Exercise instructions: In how many lines does the string "walking" appear? Answer with the number only.

-- begin --

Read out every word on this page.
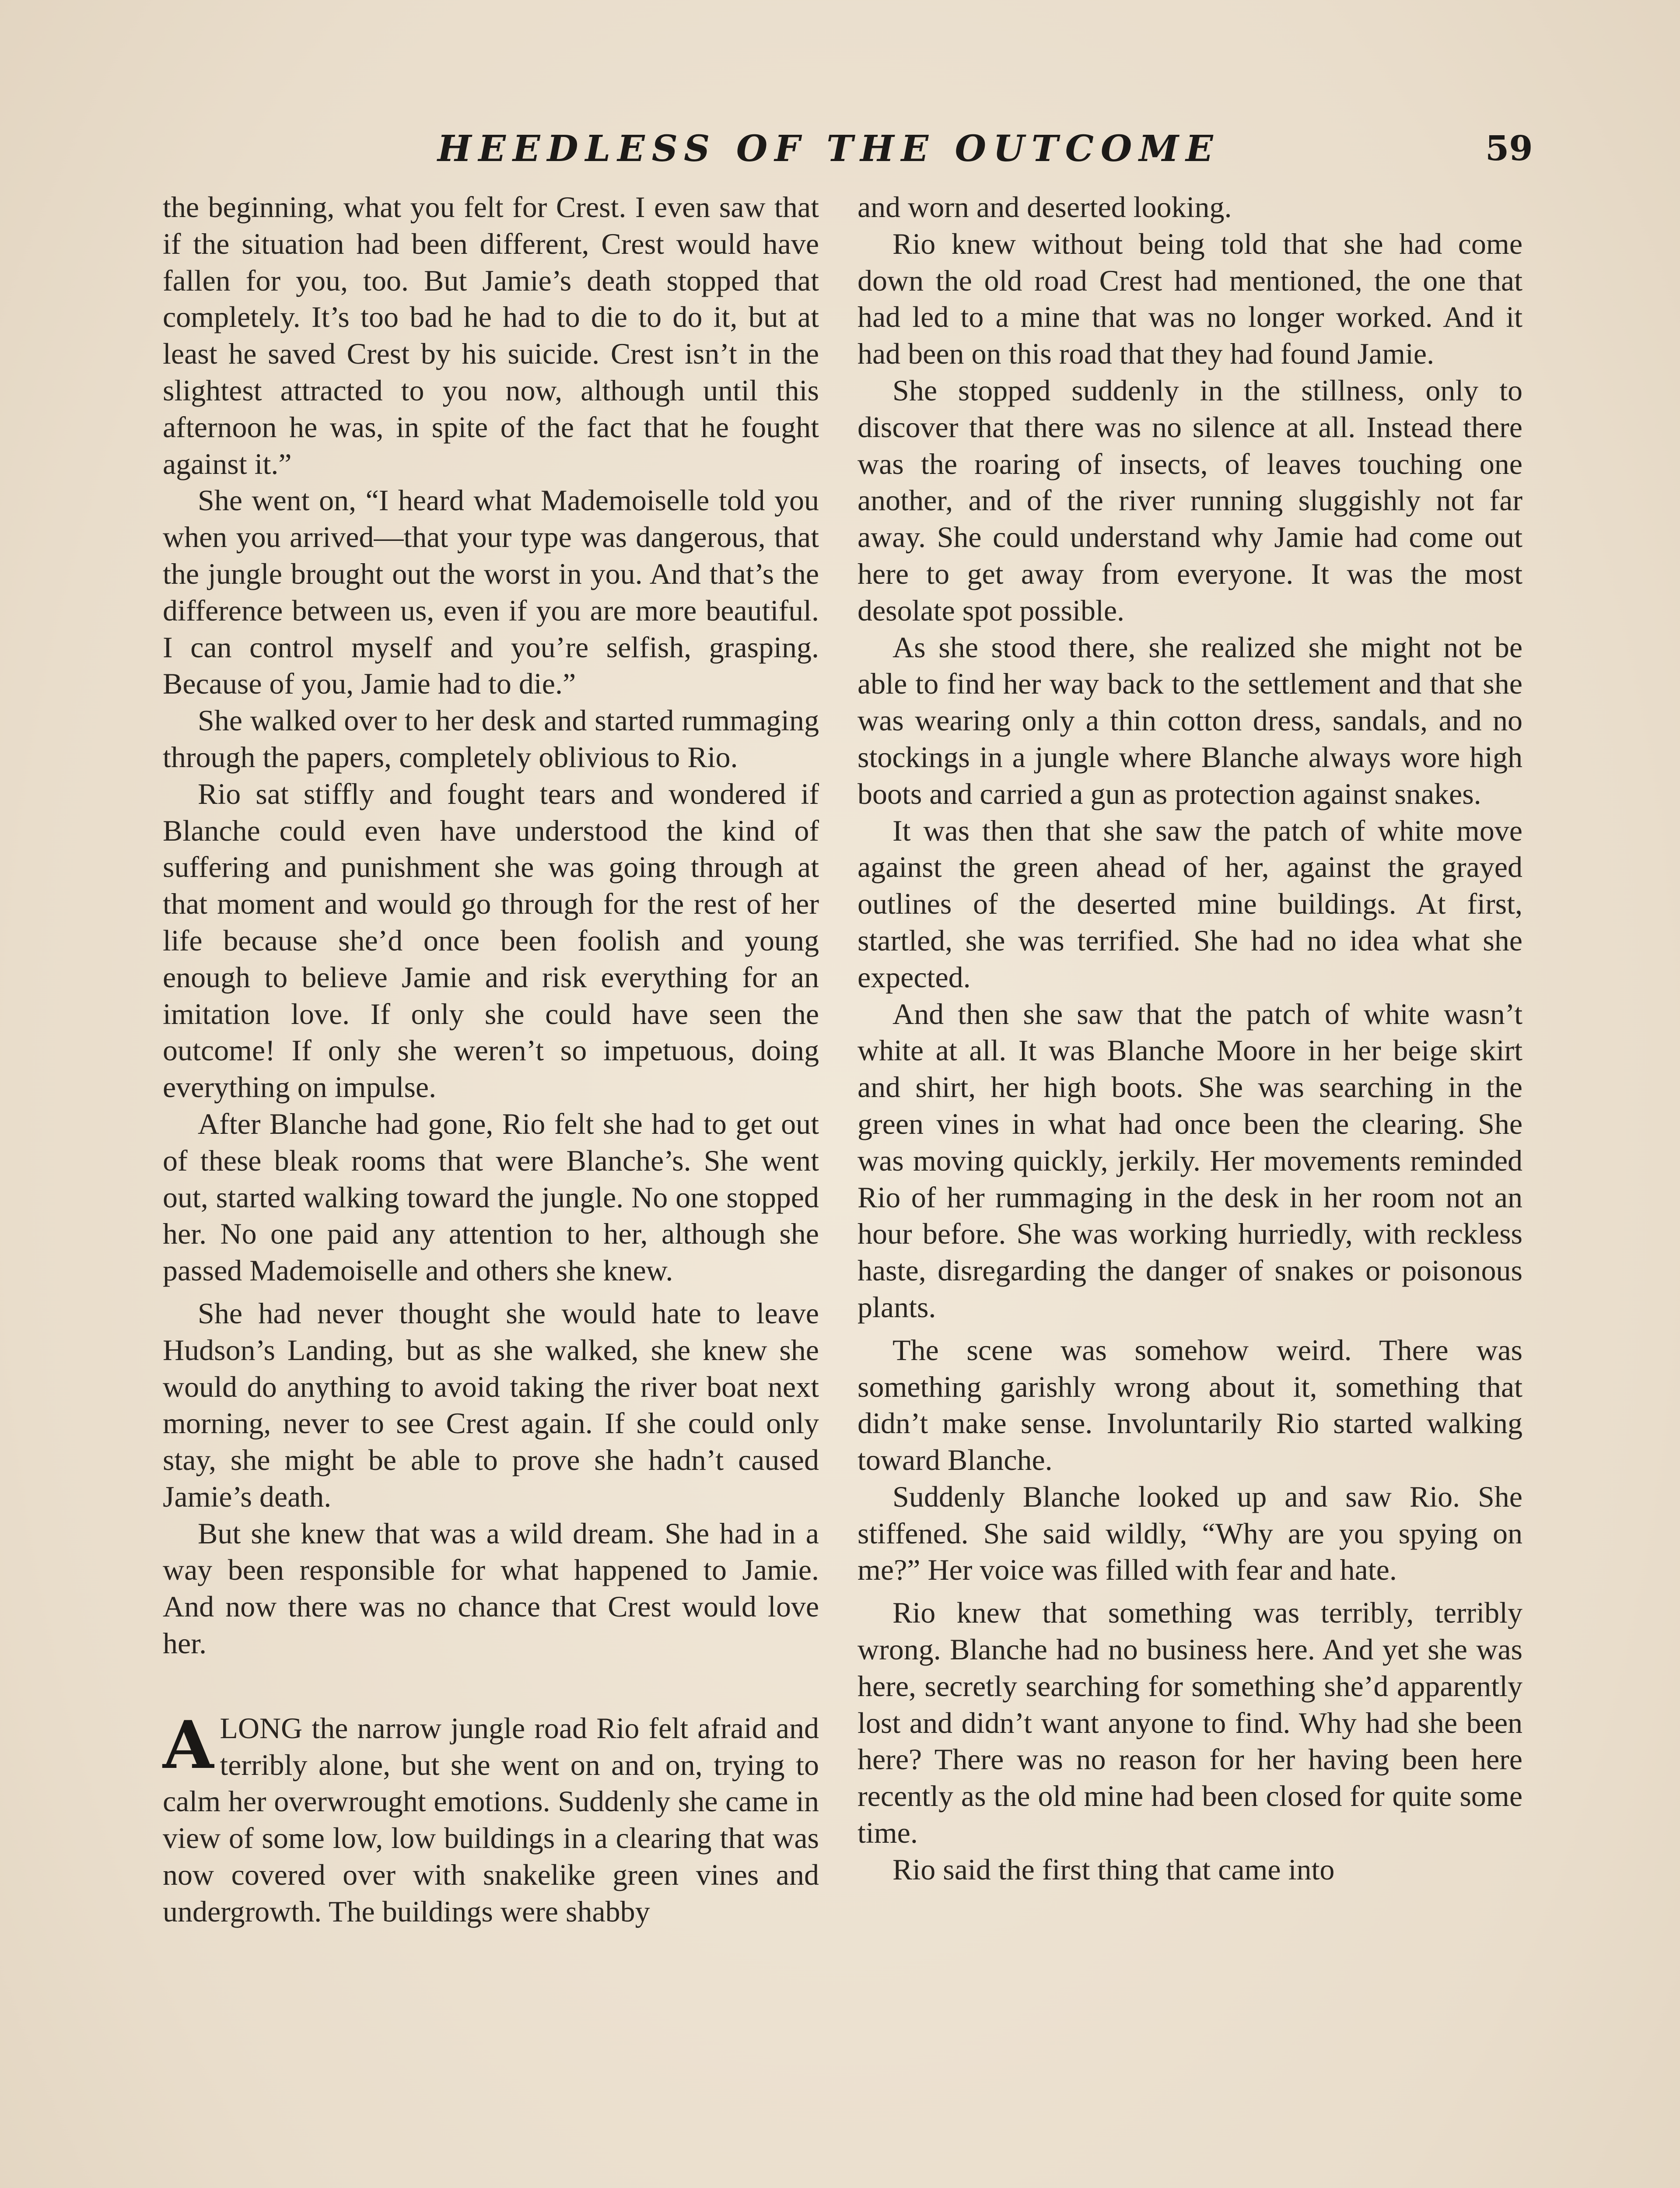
HEEDLESS OF THE OUTCOME	59

the beginning, what you felt for Crest. I even saw that if the situation had been different, Crest would have fallen for you, too. But Jamie’s death stopped that completely. It’s too bad he had to die to do it, but at least he saved Crest by his suicide. Crest isn’t in the slightest attracted to you now, although until this afternoon he was, in spite of the fact that he fought against it.”

She went on, “I heard what Mademoiselle told you when you arrived—that your type was dangerous, that the jungle brought out the worst in you. And that’s the difference between us, even if you are more beautiful. I can control myself and you’re selfish, grasping. Because of you, Jamie had to die.”

She walked over to her desk and started rummaging through the papers, completely oblivious to Rio.

Rio sat stiffly and fought tears and wondered if Blanche could even have understood the kind of suffering and punishment she was going through at that moment and would go through for the rest of her life because she’d once been foolish and young enough to believe Jamie and risk everything for an imitation love. If only she could have seen the outcome! If only she weren’t so impetuous, doing everything on impulse.

After Blanche had gone, Rio felt she had to get out of these bleak rooms that were Blanche’s. She went out, started walking toward the jungle. No one stopped her. No one paid any attention to her, although she passed Mademoiselle and others she knew.

She had never thought she would hate to leave Hudson’s Landing, but as she walked, she knew she would do anything to avoid taking the river boat next morning, never to see Crest again. If she could only stay, she might be able to prove she hadn’t caused Jamie’s death.

But she knew that was a wild dream. She had in a way been responsible for what happened to Jamie. And now there was no chance that Crest would love her.

ALONG the narrow jungle road Rio felt afraid and terribly alone, but she went on and on, trying to calm her overwrought emotions. Suddenly she came in view of some low, low buildings in a clearing that was now covered over with snakelike green vines and undergrowth. The buildings were shabby

and worn and deserted looking.

Rio knew without being told that she had come down the old road Crest had mentioned, the one that had led to a mine that was no longer worked. And it had been on this road that they had found Jamie.

She stopped suddenly in the stillness, only to discover that there was no silence at all. Instead there was the roaring of insects, of leaves touching one another, and of the river running sluggishly not far away. She could understand why Jamie had come out here to get away from everyone. It was the most desolate spot possible.

As she stood there, she realized she might not be able to find her way back to the settlement and that she was wearing only a thin cotton dress, sandals, and no stockings in a jungle where Blanche always wore high boots and carried a gun as protection against snakes.

It was then that she saw the patch of white move against the green ahead of her, against the grayed outlines of the deserted mine buildings. At first, startled, she was terrified. She had no idea what she expected.

And then she saw that the patch of white wasn’t white at all. It was Blanche Moore in her beige skirt and shirt, her high boots. She was searching in the green vines in what had once been the clearing. She was moving quickly, jerkily. Her movements reminded Rio of her rummaging in the desk in her room not an hour before. She was working hurriedly, with reckless haste, disregarding the danger of snakes or poisonous plants.

The scene was somehow weird. There was something garishly wrong about it, something that didn’t make sense. Involuntarily Rio started walking toward Blanche.

Suddenly Blanche looked up and saw Rio. She stiffened. She said wildly, “Why are you spying on me?” Her voice was filled with fear and hate.

Rio knew that something was terribly, terribly wrong. Blanche had no business here. And yet she was here, secretly searching for something she’d apparently lost and didn’t want anyone to find. Why had she been here? There was no reason for her having been here recently as the old mine had been closed for quite some time.

Rio said the first thing that came into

-- end --

Result for this task: 2